■ **Your task**:
Return the stretch of items from the first line through the line containing "legend-key-capital (14, 592, 26, 604)", reproducing each line character for character.

★ ★ ★ ★ ★

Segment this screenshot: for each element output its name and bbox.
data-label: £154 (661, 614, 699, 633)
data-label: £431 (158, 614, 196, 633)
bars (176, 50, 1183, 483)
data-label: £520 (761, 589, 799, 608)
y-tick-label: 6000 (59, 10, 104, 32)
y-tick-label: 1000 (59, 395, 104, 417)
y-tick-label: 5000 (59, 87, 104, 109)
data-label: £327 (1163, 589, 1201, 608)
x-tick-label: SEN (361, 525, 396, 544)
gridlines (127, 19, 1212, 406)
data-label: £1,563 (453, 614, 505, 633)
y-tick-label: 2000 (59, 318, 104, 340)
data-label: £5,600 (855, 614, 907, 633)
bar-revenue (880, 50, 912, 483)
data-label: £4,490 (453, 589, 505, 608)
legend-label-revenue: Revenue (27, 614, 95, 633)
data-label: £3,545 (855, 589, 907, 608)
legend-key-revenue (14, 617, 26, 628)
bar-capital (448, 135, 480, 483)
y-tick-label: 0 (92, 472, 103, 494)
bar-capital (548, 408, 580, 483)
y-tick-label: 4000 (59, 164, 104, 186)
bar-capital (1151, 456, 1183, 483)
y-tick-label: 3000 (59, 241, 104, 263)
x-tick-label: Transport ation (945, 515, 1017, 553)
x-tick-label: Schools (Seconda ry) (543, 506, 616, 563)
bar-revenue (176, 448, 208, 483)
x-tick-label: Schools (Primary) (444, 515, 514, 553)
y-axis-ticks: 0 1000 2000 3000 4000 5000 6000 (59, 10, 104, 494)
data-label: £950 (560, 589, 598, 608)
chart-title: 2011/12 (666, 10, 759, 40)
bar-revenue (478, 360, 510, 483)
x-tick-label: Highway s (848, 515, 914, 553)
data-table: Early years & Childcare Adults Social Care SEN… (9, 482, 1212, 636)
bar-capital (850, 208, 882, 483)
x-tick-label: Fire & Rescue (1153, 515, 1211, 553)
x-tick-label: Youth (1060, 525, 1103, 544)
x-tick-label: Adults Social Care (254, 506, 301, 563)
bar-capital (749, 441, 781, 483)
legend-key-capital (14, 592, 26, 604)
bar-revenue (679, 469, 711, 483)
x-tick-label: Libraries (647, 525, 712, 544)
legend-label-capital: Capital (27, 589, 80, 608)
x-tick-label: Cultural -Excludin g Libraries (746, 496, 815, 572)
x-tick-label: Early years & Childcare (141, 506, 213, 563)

★ ★ ★ ★ ★

■ **Result of this exercise**:
Segment this screenshot: for each element output its name and bbox.
data-label: £154 (661, 614, 699, 633)
data-label: £431 (158, 614, 196, 633)
bars (176, 50, 1183, 483)
data-label: £520 (761, 589, 799, 608)
y-tick-label: 6000 (59, 10, 104, 32)
y-tick-label: 1000 (59, 395, 104, 417)
y-tick-label: 5000 (59, 87, 104, 109)
data-label: £327 (1163, 589, 1201, 608)
x-tick-label: SEN (361, 525, 396, 544)
gridlines (127, 19, 1212, 406)
data-label: £1,563 (453, 614, 505, 633)
y-tick-label: 2000 (59, 318, 104, 340)
data-label: £5,600 (855, 614, 907, 633)
bar-revenue (880, 50, 912, 483)
data-label: £4,490 (453, 589, 505, 608)
legend-label-revenue: Revenue (27, 614, 95, 633)
data-label: £3,545 (855, 589, 907, 608)
legend-key-revenue (14, 617, 26, 628)
bar-capital (448, 135, 480, 483)
y-tick-label: 0 (92, 472, 103, 494)
bar-capital (548, 408, 580, 483)
y-tick-label: 4000 (59, 164, 104, 186)
bar-capital (1151, 456, 1183, 483)
y-tick-label: 3000 (59, 241, 104, 263)
x-tick-label: Transport ation (945, 515, 1017, 553)
x-tick-label: Schools (Seconda ry) (543, 506, 616, 563)
bar-revenue (176, 448, 208, 483)
x-tick-label: Schools (Primary) (444, 515, 514, 553)
y-axis-ticks: 0 1000 2000 3000 4000 5000 6000 (59, 10, 104, 494)
data-label: £950 (560, 589, 598, 608)
chart-title: 2011/12 (666, 10, 759, 40)
bar-revenue (478, 360, 510, 483)
x-tick-label: Highway s (848, 515, 914, 553)
data-table: Early years & Childcare Adults Social Care SEN… (9, 482, 1212, 636)
bar-capital (850, 208, 882, 483)
x-tick-label: Fire & Rescue (1153, 515, 1211, 553)
x-tick-label: Youth (1060, 525, 1103, 544)
x-tick-label: Adults Social Care (254, 506, 301, 563)
bar-capital (749, 441, 781, 483)
legend-key-capital (14, 592, 26, 604)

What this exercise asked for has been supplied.